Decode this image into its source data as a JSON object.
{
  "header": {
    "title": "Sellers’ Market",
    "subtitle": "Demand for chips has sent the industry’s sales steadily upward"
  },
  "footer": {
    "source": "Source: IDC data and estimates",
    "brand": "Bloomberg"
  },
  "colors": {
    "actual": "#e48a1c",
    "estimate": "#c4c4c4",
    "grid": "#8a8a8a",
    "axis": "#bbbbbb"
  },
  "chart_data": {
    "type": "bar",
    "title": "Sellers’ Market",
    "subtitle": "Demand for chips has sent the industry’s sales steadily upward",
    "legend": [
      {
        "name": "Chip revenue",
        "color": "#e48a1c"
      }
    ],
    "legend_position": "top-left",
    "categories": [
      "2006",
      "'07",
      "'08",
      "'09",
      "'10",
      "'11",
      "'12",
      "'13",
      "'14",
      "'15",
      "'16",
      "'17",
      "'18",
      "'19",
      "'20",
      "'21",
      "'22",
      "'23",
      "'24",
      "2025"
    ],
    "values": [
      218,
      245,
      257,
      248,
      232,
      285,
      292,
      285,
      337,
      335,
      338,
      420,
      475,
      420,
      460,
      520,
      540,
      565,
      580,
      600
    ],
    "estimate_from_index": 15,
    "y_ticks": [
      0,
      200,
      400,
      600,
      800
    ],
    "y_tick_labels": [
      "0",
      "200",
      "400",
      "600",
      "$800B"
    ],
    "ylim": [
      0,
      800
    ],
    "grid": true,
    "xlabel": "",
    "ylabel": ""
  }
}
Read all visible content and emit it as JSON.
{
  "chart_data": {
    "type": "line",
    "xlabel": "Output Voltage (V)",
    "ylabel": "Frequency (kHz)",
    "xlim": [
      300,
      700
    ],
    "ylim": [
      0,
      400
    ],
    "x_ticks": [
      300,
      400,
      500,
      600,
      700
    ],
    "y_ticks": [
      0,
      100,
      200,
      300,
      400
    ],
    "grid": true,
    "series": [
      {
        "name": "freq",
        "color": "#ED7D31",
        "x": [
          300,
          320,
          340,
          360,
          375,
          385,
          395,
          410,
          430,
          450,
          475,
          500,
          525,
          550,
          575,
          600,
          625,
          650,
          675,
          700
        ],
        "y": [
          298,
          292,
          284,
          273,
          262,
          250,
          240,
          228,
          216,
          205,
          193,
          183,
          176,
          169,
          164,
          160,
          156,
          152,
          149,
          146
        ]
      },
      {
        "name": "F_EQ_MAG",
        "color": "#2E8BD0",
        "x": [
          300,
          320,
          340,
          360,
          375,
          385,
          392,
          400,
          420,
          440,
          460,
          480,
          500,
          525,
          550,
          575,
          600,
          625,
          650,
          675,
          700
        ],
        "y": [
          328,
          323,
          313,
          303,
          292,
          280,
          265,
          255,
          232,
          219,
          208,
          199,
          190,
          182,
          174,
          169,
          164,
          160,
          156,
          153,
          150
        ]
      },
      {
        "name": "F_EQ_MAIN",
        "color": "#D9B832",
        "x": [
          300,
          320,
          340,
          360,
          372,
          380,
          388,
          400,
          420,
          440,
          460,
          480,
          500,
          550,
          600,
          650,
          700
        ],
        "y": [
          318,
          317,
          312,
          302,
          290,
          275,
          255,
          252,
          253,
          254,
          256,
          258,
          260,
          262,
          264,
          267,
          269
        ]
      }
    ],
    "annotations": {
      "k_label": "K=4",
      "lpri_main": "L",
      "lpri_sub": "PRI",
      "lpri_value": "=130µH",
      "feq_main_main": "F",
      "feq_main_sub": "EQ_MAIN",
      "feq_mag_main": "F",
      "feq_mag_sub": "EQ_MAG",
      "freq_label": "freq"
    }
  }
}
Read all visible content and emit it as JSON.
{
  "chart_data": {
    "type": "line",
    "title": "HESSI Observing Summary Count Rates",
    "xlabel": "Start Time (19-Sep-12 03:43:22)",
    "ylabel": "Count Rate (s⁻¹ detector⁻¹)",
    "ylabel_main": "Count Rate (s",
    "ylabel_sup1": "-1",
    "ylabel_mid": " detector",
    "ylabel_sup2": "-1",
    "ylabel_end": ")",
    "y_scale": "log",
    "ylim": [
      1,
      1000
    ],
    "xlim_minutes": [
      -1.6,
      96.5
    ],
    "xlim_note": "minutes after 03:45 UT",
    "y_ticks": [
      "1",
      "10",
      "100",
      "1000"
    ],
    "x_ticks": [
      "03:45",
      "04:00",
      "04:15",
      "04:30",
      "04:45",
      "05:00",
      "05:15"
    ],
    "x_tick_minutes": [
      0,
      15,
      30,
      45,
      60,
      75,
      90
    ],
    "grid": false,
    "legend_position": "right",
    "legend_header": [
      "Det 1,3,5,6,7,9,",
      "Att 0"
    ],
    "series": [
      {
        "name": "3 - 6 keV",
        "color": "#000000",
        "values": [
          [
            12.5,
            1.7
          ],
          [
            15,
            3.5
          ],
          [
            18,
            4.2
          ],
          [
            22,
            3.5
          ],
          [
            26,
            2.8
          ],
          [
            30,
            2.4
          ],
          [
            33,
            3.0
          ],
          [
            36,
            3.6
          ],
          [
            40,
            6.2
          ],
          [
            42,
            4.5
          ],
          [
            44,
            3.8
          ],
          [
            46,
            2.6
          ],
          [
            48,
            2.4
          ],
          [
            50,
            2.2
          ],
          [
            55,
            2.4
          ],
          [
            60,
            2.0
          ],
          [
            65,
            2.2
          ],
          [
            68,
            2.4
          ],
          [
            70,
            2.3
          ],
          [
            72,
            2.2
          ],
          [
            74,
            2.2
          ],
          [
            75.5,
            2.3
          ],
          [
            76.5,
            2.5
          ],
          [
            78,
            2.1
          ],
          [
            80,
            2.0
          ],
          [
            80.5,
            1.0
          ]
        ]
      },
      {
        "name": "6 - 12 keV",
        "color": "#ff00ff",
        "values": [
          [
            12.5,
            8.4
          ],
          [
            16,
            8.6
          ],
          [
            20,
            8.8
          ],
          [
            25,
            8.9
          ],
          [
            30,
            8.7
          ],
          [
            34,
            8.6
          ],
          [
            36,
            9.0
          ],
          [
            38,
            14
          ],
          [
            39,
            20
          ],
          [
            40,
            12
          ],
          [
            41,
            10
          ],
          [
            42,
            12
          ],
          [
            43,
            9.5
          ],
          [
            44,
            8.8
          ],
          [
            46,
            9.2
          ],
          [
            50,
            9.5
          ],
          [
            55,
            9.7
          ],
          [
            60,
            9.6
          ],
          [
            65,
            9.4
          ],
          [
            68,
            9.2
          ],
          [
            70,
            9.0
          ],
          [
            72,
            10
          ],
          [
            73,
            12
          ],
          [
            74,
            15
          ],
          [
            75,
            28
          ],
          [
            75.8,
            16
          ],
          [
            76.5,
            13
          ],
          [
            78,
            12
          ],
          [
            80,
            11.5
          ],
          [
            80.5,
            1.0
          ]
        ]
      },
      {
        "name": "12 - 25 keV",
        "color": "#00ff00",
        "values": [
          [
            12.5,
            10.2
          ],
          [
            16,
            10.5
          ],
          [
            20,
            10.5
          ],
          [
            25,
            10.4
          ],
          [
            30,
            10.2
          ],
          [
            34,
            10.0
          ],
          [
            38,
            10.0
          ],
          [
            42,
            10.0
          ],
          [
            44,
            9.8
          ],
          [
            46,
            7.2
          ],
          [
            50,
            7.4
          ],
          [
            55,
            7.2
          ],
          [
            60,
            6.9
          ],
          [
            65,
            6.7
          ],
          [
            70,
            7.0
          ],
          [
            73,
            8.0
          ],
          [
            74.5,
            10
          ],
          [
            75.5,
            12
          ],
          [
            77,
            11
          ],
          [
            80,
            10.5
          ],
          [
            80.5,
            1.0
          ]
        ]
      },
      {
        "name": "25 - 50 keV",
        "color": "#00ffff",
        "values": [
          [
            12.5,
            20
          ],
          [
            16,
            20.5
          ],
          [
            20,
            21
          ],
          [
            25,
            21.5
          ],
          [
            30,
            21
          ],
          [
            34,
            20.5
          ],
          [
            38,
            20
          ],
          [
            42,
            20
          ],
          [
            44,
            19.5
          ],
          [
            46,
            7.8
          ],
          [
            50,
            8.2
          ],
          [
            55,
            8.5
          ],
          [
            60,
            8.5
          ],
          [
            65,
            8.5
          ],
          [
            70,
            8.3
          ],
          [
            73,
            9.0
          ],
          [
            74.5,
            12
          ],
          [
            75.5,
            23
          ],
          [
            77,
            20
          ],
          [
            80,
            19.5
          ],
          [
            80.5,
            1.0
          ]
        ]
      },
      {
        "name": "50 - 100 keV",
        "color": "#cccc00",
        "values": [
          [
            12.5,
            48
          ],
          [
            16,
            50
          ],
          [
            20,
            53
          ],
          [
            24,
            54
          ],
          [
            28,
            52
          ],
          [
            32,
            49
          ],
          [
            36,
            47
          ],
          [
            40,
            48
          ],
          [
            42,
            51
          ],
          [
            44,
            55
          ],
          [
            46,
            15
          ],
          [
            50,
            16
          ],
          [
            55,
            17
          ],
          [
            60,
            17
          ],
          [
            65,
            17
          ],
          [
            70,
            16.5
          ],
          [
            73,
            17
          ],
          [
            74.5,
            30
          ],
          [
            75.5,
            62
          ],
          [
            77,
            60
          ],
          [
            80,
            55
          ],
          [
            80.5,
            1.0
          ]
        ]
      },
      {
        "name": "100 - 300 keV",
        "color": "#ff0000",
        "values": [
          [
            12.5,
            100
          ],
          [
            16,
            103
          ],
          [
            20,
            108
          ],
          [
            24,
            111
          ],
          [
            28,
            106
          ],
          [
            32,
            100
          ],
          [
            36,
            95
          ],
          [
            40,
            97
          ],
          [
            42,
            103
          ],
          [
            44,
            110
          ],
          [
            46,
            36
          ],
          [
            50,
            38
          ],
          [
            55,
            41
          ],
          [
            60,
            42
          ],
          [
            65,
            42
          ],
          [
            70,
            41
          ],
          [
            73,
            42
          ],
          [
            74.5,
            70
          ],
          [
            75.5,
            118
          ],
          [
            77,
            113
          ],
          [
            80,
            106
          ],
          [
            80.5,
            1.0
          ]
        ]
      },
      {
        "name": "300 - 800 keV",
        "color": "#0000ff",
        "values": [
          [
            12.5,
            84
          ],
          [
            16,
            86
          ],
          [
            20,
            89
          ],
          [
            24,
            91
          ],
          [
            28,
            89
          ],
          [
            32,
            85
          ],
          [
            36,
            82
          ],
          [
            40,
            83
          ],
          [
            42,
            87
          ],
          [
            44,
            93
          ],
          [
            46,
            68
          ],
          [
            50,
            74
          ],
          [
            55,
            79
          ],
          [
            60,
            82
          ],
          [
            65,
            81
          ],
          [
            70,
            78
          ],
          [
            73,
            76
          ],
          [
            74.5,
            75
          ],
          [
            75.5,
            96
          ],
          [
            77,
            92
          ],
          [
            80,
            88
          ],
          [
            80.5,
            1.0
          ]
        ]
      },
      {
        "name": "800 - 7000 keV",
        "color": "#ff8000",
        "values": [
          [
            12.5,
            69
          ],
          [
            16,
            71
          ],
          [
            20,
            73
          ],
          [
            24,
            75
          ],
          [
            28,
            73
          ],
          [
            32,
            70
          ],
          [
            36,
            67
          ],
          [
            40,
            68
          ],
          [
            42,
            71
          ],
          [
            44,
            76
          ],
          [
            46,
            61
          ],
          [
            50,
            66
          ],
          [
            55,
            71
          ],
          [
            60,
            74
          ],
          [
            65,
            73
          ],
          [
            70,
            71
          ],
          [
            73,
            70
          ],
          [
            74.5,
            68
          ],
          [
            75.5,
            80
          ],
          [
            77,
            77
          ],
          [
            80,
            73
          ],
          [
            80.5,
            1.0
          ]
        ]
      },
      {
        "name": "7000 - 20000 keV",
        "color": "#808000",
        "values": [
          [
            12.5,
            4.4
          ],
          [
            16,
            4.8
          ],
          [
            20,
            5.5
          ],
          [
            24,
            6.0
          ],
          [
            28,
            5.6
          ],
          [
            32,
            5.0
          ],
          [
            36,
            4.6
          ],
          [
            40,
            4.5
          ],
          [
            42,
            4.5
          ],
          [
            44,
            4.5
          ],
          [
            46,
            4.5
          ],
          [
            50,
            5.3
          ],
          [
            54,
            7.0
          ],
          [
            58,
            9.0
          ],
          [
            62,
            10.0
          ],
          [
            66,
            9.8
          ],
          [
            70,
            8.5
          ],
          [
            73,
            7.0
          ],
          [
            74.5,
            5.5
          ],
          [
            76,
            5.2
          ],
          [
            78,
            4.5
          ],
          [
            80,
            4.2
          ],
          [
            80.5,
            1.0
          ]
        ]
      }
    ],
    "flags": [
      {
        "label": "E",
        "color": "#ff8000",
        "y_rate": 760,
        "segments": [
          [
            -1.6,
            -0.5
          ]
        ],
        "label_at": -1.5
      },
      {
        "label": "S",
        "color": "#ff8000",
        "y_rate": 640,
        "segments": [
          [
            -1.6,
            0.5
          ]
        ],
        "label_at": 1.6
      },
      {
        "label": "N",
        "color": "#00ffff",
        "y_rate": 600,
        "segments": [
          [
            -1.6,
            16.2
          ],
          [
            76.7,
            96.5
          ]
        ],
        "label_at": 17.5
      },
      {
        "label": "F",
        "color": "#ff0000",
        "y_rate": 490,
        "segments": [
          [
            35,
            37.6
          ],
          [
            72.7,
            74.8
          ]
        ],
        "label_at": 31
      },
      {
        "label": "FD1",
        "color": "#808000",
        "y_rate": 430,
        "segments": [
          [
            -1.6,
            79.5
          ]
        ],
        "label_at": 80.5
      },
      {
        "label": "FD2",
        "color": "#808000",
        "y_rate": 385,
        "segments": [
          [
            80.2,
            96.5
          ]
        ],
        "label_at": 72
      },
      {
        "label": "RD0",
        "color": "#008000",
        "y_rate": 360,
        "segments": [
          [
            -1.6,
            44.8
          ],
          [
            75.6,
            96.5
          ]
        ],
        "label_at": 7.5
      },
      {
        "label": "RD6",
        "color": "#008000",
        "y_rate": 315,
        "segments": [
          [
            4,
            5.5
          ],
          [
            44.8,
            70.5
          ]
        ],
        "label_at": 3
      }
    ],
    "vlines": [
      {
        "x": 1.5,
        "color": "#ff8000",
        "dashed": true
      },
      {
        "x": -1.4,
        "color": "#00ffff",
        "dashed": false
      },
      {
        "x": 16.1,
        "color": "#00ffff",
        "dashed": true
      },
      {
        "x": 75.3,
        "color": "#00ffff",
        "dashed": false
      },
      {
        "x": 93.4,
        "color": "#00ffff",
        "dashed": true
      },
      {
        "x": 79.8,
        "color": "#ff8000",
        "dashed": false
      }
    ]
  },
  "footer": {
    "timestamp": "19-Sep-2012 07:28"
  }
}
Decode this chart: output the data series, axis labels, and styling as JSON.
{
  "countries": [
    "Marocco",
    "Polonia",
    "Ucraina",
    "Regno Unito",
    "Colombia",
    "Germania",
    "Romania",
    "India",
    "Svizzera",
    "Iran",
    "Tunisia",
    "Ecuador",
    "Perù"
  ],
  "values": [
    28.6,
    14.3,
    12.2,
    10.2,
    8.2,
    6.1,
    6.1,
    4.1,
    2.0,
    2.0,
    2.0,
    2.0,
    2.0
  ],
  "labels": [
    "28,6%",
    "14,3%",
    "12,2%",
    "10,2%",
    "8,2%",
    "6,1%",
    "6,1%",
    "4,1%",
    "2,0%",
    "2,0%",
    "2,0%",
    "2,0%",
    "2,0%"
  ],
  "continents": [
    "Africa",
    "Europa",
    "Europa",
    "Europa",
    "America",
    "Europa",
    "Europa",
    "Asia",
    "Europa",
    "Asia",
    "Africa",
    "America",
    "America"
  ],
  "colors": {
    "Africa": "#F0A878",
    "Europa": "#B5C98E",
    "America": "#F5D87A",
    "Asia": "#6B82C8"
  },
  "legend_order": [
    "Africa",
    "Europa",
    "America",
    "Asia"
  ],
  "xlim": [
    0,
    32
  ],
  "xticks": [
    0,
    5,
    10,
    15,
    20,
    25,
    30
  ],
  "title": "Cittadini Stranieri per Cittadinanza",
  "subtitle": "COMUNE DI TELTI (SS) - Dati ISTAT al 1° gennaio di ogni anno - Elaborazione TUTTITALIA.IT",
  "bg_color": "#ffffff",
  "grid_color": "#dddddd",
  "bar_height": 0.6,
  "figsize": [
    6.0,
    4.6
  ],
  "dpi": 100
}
══════════
◆ Requirement
Copy out every line from the material above in which the word "detector" appears.

◆ Result
    "ylabel": "Count Rate (s⁻¹ detector⁻¹)",
    "ylabel_mid": " detector",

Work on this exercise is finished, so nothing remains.